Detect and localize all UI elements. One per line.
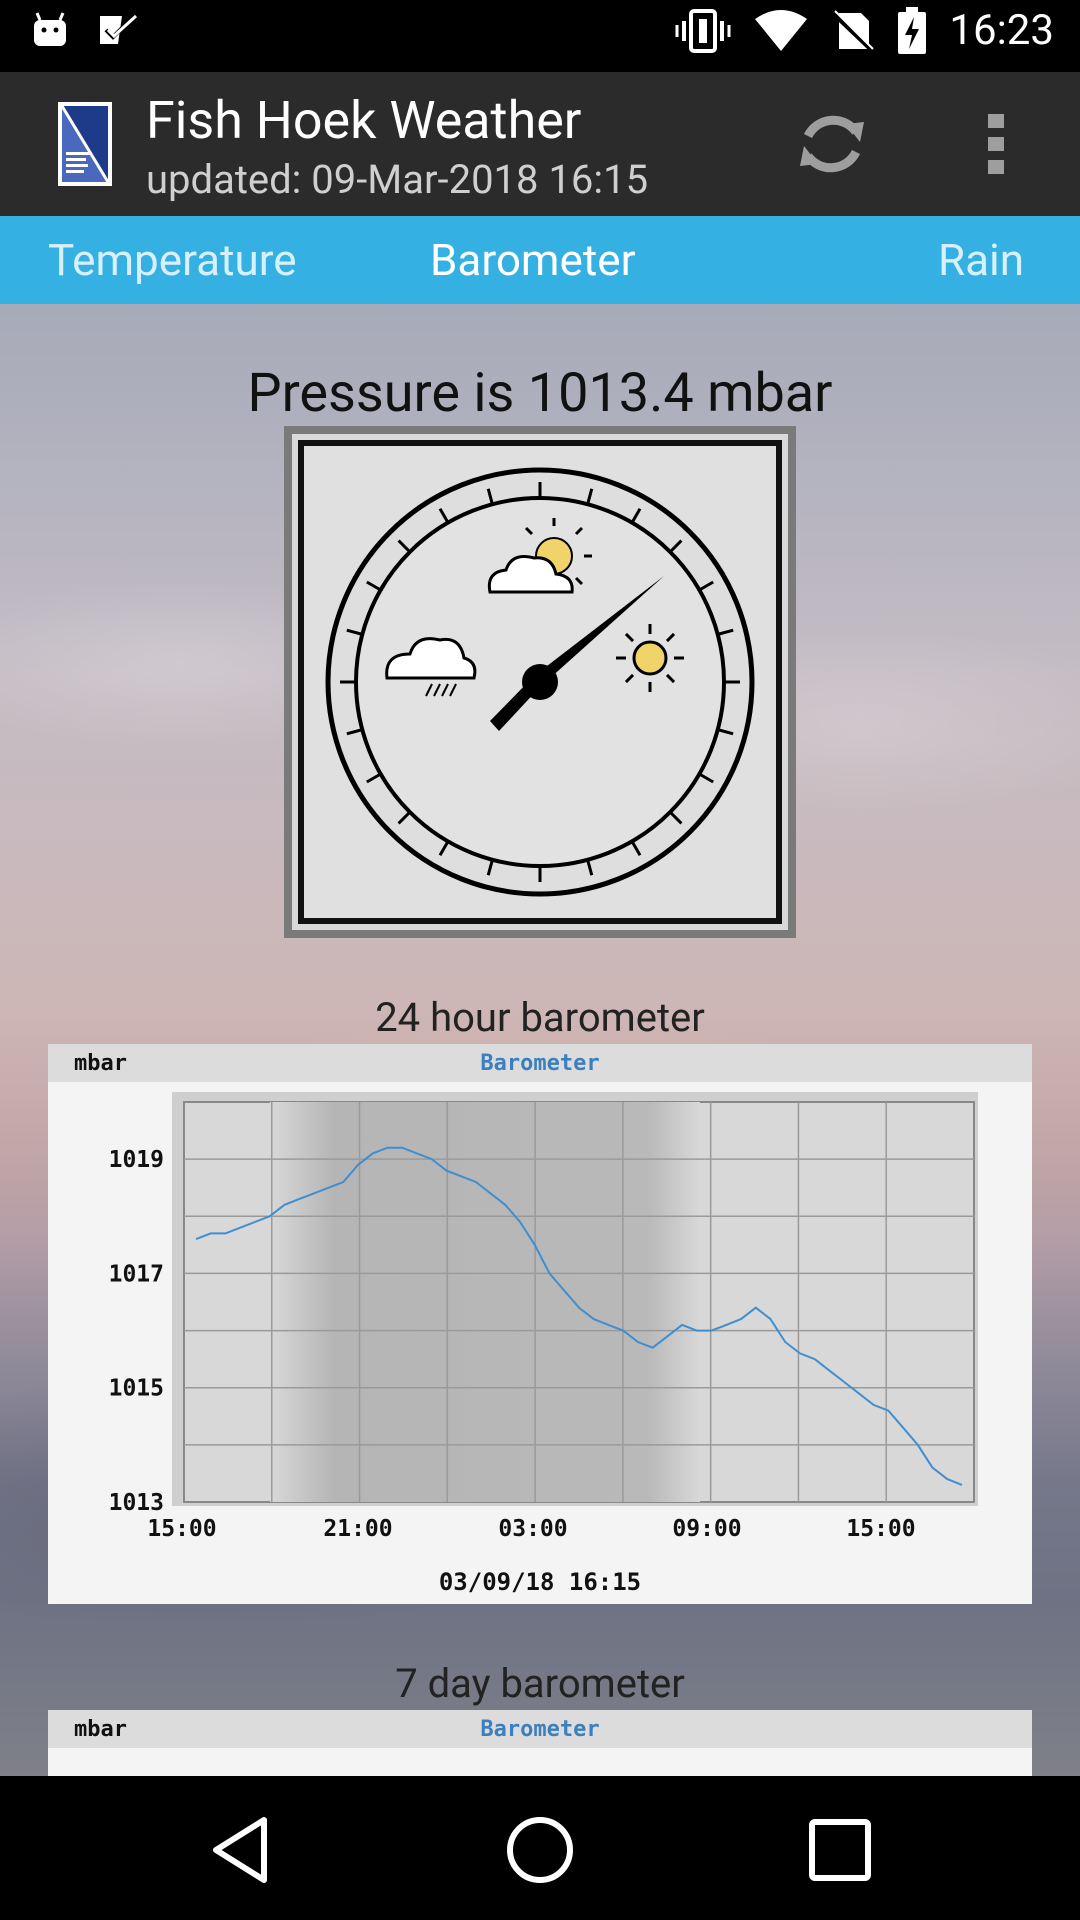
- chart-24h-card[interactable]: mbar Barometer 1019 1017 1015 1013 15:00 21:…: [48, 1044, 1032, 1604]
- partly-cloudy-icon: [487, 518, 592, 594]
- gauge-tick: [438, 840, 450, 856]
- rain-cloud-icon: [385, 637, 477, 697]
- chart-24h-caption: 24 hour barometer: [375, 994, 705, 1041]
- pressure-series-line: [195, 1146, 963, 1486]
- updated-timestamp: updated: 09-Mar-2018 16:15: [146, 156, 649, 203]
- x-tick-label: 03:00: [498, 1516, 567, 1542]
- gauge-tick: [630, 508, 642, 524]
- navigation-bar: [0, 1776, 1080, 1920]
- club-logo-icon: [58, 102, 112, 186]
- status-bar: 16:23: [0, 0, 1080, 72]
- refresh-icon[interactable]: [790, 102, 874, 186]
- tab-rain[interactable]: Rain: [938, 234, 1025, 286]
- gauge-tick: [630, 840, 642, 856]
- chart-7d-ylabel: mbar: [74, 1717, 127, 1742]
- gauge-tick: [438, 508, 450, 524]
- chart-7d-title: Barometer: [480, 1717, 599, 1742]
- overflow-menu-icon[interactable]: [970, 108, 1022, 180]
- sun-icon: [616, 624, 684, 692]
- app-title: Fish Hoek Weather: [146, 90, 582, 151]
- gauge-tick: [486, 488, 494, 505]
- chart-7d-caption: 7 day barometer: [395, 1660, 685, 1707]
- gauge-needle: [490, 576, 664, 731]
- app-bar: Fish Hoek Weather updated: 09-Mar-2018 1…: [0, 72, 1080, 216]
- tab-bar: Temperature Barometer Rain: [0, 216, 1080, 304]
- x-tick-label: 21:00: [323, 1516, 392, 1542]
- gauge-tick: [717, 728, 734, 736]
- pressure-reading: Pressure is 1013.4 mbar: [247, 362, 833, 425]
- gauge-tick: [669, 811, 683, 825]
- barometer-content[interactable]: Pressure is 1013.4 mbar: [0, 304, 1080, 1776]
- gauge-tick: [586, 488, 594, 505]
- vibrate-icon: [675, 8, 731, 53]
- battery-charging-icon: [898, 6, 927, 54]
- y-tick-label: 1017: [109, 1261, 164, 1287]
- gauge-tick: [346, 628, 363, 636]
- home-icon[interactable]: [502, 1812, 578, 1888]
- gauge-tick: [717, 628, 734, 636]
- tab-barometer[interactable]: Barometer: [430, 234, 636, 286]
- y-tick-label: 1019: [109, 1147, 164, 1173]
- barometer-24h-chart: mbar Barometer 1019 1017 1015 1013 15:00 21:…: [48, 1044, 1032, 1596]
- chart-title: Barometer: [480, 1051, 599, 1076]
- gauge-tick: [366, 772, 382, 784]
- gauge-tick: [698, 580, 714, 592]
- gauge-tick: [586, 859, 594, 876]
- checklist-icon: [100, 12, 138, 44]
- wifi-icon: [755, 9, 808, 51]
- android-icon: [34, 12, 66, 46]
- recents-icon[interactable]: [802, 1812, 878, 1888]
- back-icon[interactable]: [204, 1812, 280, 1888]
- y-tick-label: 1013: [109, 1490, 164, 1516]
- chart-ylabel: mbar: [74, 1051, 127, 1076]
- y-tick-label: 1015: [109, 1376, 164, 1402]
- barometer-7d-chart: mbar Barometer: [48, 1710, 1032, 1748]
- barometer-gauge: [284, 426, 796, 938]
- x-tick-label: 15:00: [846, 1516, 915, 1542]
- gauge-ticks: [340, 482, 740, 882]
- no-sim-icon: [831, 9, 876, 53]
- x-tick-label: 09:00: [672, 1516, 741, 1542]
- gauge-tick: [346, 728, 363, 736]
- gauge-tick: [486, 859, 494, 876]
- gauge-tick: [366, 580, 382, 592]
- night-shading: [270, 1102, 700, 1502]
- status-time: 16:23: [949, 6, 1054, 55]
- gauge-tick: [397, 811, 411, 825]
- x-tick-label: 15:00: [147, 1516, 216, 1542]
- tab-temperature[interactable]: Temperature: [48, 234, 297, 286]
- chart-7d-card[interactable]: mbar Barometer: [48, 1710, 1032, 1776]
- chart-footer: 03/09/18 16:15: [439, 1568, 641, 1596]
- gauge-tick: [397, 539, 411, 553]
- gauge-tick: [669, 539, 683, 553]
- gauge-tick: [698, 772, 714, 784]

== == ==

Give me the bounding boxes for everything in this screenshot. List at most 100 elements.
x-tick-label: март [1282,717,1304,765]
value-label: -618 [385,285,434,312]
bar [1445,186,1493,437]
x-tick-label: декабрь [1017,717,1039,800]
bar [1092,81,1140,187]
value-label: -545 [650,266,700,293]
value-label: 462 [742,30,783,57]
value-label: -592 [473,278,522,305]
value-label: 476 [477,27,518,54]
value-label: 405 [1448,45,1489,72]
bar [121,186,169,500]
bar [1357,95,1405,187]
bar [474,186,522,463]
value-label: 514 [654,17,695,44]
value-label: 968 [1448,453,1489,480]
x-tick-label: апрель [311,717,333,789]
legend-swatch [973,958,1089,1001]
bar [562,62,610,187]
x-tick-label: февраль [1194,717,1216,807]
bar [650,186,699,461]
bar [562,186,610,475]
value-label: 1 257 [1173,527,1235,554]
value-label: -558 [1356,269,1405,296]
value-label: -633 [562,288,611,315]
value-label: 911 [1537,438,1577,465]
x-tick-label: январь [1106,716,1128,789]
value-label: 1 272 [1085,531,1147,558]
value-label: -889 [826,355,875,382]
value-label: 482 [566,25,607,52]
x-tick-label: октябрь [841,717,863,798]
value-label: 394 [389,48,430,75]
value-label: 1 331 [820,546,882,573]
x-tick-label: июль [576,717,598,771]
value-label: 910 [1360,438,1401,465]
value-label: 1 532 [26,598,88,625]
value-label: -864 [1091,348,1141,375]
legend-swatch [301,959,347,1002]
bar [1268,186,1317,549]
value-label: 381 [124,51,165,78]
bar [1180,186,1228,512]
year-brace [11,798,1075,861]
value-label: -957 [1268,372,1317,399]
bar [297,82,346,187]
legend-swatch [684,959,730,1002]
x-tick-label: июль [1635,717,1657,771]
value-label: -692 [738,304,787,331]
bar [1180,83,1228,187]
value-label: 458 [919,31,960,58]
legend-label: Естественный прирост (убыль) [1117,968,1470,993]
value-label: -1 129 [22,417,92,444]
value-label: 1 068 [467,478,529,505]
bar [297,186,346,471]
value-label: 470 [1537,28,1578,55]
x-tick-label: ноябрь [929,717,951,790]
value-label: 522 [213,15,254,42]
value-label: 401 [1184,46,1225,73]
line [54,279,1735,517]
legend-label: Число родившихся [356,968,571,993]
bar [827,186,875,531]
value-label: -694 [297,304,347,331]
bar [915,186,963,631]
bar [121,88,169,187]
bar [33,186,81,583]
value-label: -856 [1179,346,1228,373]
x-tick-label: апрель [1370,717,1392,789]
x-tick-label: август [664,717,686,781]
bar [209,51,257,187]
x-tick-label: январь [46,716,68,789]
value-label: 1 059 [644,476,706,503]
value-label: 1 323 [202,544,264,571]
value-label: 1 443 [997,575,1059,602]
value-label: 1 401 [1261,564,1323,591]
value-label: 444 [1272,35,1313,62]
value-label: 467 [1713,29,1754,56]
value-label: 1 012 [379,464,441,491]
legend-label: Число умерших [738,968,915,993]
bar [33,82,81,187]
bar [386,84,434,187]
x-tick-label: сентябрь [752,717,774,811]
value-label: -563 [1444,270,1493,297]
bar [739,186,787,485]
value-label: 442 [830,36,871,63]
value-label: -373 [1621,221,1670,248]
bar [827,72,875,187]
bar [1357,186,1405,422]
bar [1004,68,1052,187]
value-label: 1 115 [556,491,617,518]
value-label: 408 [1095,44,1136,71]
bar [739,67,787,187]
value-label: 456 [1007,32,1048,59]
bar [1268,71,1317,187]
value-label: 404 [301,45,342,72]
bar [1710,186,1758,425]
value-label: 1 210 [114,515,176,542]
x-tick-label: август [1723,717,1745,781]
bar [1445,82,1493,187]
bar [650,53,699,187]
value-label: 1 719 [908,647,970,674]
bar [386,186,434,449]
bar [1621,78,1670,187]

== == ==

**Instruction**: Return verbatim the entries above, from the line containing "- chart-24h-card[interactable]: mbar" through the line containing "- gauge-tick: [486, 488, 494, 505]", both included.

**Output for this exercise**:
- chart-24h-card[interactable]: mbar Barometer 1019 1017 1015 1013 15:00 21:…: [48, 1044, 1032, 1604]
- partly-cloudy-icon: [487, 518, 592, 594]
- gauge-tick: [438, 840, 450, 856]
- rain-cloud-icon: [385, 637, 477, 697]
- chart-24h-caption: 24 hour barometer: [375, 994, 705, 1041]
- pressure-series-line: [195, 1146, 963, 1486]
- updated-timestamp: updated: 09-Mar-2018 16:15: [146, 156, 649, 203]
- x-tick-label: 03:00: [498, 1516, 567, 1542]
- gauge-tick: [630, 508, 642, 524]
- navigation-bar: [0, 1776, 1080, 1920]
- club-logo-icon: [58, 102, 112, 186]
- status-bar: 16:23: [0, 0, 1080, 72]
- refresh-icon[interactable]: [790, 102, 874, 186]
- tab-rain[interactable]: Rain: [938, 234, 1025, 286]
- gauge-tick: [630, 840, 642, 856]
- chart-7d-ylabel: mbar: [74, 1717, 127, 1742]
- gauge-tick: [438, 508, 450, 524]
- chart-7d-title: Barometer: [480, 1717, 599, 1742]
- overflow-menu-icon[interactable]: [970, 108, 1022, 180]
- sun-icon: [616, 624, 684, 692]
- app-title: Fish Hoek Weather: [146, 90, 582, 151]
- gauge-tick: [486, 488, 494, 505]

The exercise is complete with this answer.